▶ Problem to work on: All of the records listed below should be retyped exactly.

____ Material provided

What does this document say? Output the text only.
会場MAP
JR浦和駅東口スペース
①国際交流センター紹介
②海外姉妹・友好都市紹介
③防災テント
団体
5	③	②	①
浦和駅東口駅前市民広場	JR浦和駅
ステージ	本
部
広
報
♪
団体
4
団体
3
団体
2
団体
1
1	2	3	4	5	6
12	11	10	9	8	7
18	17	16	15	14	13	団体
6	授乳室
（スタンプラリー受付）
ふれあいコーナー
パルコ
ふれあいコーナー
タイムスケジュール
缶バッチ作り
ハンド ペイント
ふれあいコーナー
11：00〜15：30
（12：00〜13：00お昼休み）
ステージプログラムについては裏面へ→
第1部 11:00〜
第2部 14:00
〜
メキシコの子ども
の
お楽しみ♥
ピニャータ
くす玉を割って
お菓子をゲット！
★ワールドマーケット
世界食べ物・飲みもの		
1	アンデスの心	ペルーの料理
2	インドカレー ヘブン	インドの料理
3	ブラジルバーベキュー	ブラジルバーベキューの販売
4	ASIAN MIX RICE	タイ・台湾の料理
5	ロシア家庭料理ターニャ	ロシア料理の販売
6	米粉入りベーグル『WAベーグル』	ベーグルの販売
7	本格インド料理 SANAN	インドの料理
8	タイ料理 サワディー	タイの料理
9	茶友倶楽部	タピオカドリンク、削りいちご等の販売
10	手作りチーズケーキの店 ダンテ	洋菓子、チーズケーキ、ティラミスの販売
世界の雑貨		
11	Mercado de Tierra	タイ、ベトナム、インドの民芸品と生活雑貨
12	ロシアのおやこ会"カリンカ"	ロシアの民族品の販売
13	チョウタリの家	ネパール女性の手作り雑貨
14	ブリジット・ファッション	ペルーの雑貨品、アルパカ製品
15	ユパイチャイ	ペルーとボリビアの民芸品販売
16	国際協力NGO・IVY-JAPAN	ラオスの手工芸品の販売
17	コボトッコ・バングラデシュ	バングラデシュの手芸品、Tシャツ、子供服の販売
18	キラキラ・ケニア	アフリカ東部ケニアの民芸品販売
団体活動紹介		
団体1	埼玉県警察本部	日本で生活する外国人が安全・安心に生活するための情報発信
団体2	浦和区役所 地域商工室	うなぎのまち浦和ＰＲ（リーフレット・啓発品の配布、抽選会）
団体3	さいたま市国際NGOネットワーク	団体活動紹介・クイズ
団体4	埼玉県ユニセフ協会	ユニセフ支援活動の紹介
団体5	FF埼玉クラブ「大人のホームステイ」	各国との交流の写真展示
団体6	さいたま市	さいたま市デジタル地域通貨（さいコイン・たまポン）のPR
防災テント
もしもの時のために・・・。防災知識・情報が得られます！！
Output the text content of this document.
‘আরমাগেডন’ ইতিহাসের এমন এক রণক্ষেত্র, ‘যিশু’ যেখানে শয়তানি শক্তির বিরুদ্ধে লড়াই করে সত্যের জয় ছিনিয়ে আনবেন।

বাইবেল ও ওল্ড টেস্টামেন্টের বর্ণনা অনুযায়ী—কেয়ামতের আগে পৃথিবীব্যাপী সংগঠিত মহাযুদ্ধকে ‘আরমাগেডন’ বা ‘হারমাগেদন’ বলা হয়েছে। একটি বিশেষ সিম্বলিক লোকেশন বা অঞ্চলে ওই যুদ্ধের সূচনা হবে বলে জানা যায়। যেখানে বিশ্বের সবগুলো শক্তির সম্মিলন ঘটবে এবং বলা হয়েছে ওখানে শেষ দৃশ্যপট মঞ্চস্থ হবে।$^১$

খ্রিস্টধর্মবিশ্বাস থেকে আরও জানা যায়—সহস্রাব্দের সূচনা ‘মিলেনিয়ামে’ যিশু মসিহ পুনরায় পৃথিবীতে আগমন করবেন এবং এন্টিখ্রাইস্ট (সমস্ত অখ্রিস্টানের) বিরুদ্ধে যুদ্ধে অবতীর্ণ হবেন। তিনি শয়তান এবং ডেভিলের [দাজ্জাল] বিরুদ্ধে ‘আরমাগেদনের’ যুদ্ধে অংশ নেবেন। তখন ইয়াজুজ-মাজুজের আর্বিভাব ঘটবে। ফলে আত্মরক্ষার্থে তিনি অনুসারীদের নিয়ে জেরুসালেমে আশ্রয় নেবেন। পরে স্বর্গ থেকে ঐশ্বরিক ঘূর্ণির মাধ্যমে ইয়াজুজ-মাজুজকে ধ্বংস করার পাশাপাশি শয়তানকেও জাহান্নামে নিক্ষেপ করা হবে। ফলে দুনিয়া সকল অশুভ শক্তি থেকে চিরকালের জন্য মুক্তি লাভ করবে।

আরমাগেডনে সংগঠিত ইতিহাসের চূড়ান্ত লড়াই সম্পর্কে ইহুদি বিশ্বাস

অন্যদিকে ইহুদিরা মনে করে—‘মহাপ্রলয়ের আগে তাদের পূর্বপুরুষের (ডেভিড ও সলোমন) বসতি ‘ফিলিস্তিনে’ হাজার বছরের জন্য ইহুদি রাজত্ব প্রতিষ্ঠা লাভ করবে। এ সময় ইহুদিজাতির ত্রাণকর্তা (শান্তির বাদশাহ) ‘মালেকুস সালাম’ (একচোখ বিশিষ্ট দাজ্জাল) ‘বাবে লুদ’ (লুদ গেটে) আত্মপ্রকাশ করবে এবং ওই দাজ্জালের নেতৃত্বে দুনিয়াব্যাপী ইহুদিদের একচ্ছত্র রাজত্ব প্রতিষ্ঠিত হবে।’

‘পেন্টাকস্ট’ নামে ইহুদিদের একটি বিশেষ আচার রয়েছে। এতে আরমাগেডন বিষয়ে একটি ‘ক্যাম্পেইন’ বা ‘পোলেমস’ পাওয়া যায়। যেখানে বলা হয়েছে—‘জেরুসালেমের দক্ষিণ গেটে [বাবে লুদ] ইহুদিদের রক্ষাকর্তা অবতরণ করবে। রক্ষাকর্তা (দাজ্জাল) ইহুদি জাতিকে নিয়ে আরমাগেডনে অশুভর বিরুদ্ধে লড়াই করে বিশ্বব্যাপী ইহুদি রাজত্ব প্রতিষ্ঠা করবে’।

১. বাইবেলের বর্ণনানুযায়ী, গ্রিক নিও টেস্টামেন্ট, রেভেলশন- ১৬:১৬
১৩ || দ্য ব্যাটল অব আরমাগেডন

________

▶ Answer for the task:
What does this document say? Output the text only.
会場MAP
JR浦和駅東口スペース
①国際交流センター紹介
②海外姉妹・友好都市紹介
③防災テント
団体
5	③	②	①
浦和駅東口駅前市民広場	JR浦和駅
ステージ	本
部
広
報
♪
団体
4
団体
3
団体
2
団体
1
1	2	3	4	5	6
12	11	10	9	8	7
18	17	16	15	14	13	団体
6	授乳室
（スタンプラリー受付）
ふれあいコーナー
パルコ
ふれあいコーナー
タイムスケジュール
缶バッチ作り
ハンド ペイント
ふれあいコーナー
11：00〜15：30
（12：00〜13：00お昼休み）
ステージプログラムについては裏面へ→
第1部 11:00〜
第2部 14:00
〜
メキシコの子ども
の
お楽しみ♥
ピニャータ
くす玉を割って
お菓子をゲット！
★ワールドマーケット
世界食べ物・飲みもの		
1	アンデスの心	ペルーの料理
2	インドカレー ヘブン	インドの料理
3	ブラジルバーベキュー	ブラジルバーベキューの販売
4	ASIAN MIX RICE	タイ・台湾の料理
5	ロシア家庭料理ターニャ	ロシア料理の販売
6	米粉入りベーグル『WAベーグル』	ベーグルの販売
7	本格インド料理 SANAN	インドの料理
8	タイ料理 サワディー	タイの料理
9	茶友倶楽部	タピオカドリンク、削りいちご等の販売
10	手作りチーズケーキの店 ダンテ	洋菓子、チーズケーキ、ティラミスの販売
世界の雑貨		
11	Mercado de Tierra	タイ、ベトナム、インドの民芸品と生活雑貨
12	ロシアのおやこ会"カリンカ"	ロシアの民族品の販売
13	チョウタリの家	ネパール女性の手作り雑貨
14	ブリジット・ファッション	ペルーの雑貨品、アルパカ製品
15	ユパイチャイ	ペルーとボリビアの民芸品販売
16	国際協力NGO・IVY-JAPAN	ラオスの手工芸品の販売
17	コボトッコ・バングラデシュ	バングラデシュの手芸品、Tシャツ、子供服の販売
18	キラキラ・ケニア	アフリカ東部ケニアの民芸品販売
団体活動紹介		
団体1	埼玉県警察本部	日本で生活する外国人が安全・安心に生活するための情報発信
団体2	浦和区役所 地域商工室	うなぎのまち浦和ＰＲ（リーフレット・啓発品の配布、抽選会）
団体3	さいたま市国際NGOネットワーク	団体活動紹介・クイズ
団体4	埼玉県ユニセフ協会	ユニセフ支援活動の紹介
団体5	FF埼玉クラブ「大人のホームステイ」	各国との交流の写真展示
団体6	さいたま市	さいたま市デジタル地域通貨（さいコイン・たまポン）のPR
防災テント
もしもの時のために・・・。防災知識・情報が得られます！！
Output the text content of this document.
‘আরমাগেডন’ ইতিহাসের এমন এক রণক্ষেত্র, ‘যিশু’ যেখানে শয়তানি শক্তির বিরুদ্ধে লড়াই করে সত্যের জয় ছিনিয়ে আনবেন।

বাইবেল ও ওল্ড টেস্টামেন্টের বর্ণনা অনুযায়ী—কেয়ামতের আগে পৃথিবীব্যাপী সংগঠিত মহাযুদ্ধকে ‘আরমাগেডন’ বা ‘হারমাগেদন’ বলা হয়েছে। একটি বিশেষ সিম্বলিক লোকেশন বা অঞ্চলে ওই যুদ্ধের সূচনা হবে বলে জানা যায়। যেখানে বিশ্বের সবগুলো শক্তির সম্মিলন ঘটবে এবং বলা হয়েছে ওখানে শেষ দৃশ্যপট মঞ্চস্থ হবে।$^১$

খ্রিস্টধর্মবিশ্বাস থেকে আরও জানা যায়—সহস্রাব্দের সূচনা ‘মিলেনিয়ামে’ যিশু মসিহ পুনরায় পৃথিবীতে আগমন করবেন এবং এন্টিখ্রাইস্ট (সমস্ত অখ্রিস্টানের) বিরুদ্ধে যুদ্ধে অবতীর্ণ হবেন। তিনি শয়তান এবং ডেভিলের [দাজ্জাল] বিরুদ্ধে ‘আরমাগেদনের’ যুদ্ধে অংশ নেবেন। তখন ইয়াজুজ-মাজুজের আর্বিভাব ঘটবে। ফলে আত্মরক্ষার্থে তিনি অনুসারীদের নিয়ে জেরুসালেমে আশ্রয় নেবেন। পরে স্বর্গ থেকে ঐশ্বরিক ঘূর্ণির মাধ্যমে ইয়াজুজ-মাজুজকে ধ্বংস করার পাশাপাশি শয়তানকেও জাহান্নামে নিক্ষেপ করা হবে। ফলে দুনিয়া সকল অশুভ শক্তি থেকে চিরকালের জন্য মুক্তি লাভ করবে।

আরমাগেডনে সংগঠিত ইতিহাসের চূড়ান্ত লড়াই সম্পর্কে ইহুদি বিশ্বাস

অন্যদিকে ইহুদিরা মনে করে—‘মহাপ্রলয়ের আগে তাদের পূর্বপুরুষের (ডেভিড ও সলোমন) বসতি ‘ফিলিস্তিনে’ হাজার বছরের জন্য ইহুদি রাজত্ব প্রতিষ্ঠা লাভ করবে। এ সময় ইহুদিজাতির ত্রাণকর্তা (শান্তির বাদশাহ) ‘মালেকুস সালাম’ (একচোখ বিশিষ্ট দাজ্জাল) ‘বাবে লুদ’ (লুদ গেটে) আত্মপ্রকাশ করবে এবং ওই দাজ্জালের নেতৃত্বে দুনিয়াব্যাপী ইহুদিদের একচ্ছত্র রাজত্ব প্রতিষ্ঠিত হবে।’

‘পেন্টাকস্ট’ নামে ইহুদিদের একটি বিশেষ আচার রয়েছে। এতে আরমাগেডন বিষয়ে একটি ‘ক্যাম্পেইন’ বা ‘পোলেমস’ পাওয়া যায়। যেখানে বলা হয়েছে—‘জেরুসালেমের দক্ষিণ গেটে [বাবে লুদ] ইহুদিদের রক্ষাকর্তা অবতরণ করবে। রক্ষাকর্তা (দাজ্জাল) ইহুদি জাতিকে নিয়ে আরমাগেডনে অশুভর বিরুদ্ধে লড়াই করে বিশ্বব্যাপী ইহুদি রাজত্ব প্রতিষ্ঠা করবে’।

১. বাইবেলের বর্ণনানুযায়ী, গ্রিক নিও টেস্টামেন্ট, রেভেলশন- ১৬:১৬
১৩ || দ্য ব্যাটল অব আরমাগেডন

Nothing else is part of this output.